WHAT TO PRODUCE – For each line that holds "Partecipazione", copy the line out.
##### DATA ROWS #####
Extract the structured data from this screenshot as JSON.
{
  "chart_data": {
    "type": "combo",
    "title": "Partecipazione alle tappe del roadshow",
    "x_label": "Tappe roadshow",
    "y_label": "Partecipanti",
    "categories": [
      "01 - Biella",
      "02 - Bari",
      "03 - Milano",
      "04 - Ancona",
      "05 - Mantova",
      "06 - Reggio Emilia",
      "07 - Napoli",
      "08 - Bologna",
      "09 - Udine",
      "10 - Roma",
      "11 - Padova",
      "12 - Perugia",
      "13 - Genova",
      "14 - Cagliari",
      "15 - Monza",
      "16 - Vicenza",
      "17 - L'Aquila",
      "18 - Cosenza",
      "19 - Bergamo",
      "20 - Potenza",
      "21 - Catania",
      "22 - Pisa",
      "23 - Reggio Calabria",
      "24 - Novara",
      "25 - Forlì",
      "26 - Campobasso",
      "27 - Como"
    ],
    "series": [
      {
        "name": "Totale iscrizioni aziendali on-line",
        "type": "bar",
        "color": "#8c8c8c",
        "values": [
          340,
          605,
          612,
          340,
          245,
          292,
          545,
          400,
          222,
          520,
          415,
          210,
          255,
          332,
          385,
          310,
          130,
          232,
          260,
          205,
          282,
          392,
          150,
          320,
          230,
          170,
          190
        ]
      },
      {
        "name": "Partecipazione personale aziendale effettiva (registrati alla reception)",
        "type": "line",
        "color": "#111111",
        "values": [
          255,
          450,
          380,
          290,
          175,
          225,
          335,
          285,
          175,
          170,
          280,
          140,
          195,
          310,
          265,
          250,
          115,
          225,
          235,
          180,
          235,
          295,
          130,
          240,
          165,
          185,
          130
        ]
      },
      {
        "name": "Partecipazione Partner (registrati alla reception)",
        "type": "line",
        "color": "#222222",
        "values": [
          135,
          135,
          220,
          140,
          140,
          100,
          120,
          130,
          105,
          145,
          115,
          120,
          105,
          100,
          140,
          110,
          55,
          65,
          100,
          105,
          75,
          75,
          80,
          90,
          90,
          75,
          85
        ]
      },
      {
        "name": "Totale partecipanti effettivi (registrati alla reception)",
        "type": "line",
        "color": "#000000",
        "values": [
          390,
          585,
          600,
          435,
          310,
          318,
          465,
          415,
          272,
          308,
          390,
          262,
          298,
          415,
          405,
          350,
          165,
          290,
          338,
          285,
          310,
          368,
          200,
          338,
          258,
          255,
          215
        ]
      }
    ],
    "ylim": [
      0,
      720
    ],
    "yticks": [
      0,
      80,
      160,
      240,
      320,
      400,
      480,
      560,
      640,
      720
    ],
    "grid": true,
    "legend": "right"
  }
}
#####
EXPECTED ANSWER –
    "title": "Partecipazione alle tappe del roadshow",
        "name": "Partecipazione personale aziendale effettiva (registrati alla reception)",
        "name": "Partecipazione Partner (registrati alla reception)",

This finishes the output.